### Data records
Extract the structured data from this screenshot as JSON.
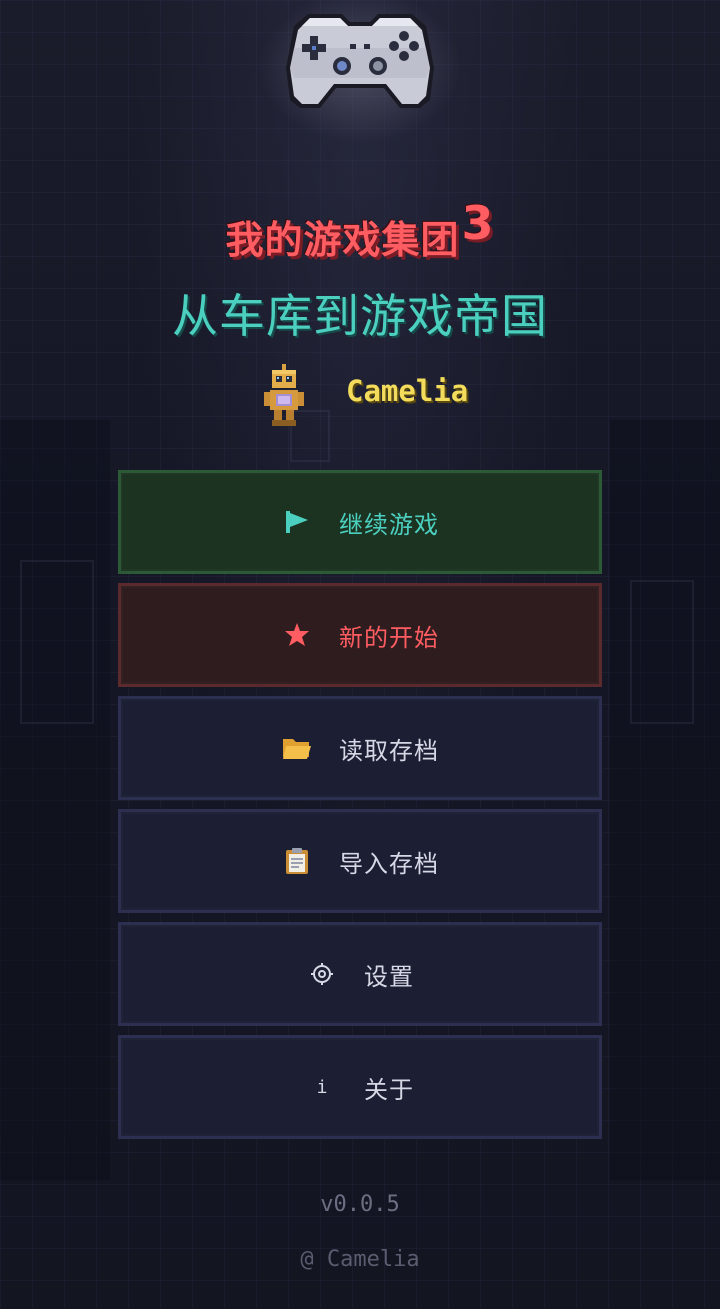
{
  "app": {
    "title_main": "我的游戏集团",
    "title_main_sup": "3",
    "title_sub": "从车库到游戏帝国",
    "player_name": "Camelia"
  },
  "menu": {
    "items": [
      {
        "label": "继续游戏",
        "icon": "play-flag-icon"
      },
      {
        "label": "新的开始",
        "icon": "star-icon"
      },
      {
        "label": "读取存档",
        "icon": "folder-icon"
      },
      {
        "label": "导入存档",
        "icon": "clipboard-icon"
      },
      {
        "label": "设置",
        "icon": "gear-icon"
      },
      {
        "label": "关于",
        "icon": "info-icon"
      }
    ]
  },
  "footer": {
    "version": "v0.0.5",
    "copyright": "@ Camelia"
  },
  "colors": {
    "background": "#141624",
    "title_red": "#ff5d62",
    "title_teal": "#4bd0c0",
    "player_gold": "#f3dc5c",
    "continue_bg": "#1d3322",
    "newgame_bg": "#2f1c1e",
    "button_bg": "#1c1e33"
  }
}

### Written instruction
Your task is to gather every line with the word "label" and copy it.

### Task result
        "label": "继续游戏",
        "label": "新的开始",
        "label": "读取存档",
        "label": "导入存档",
        "label": "设置",
        "label": "关于",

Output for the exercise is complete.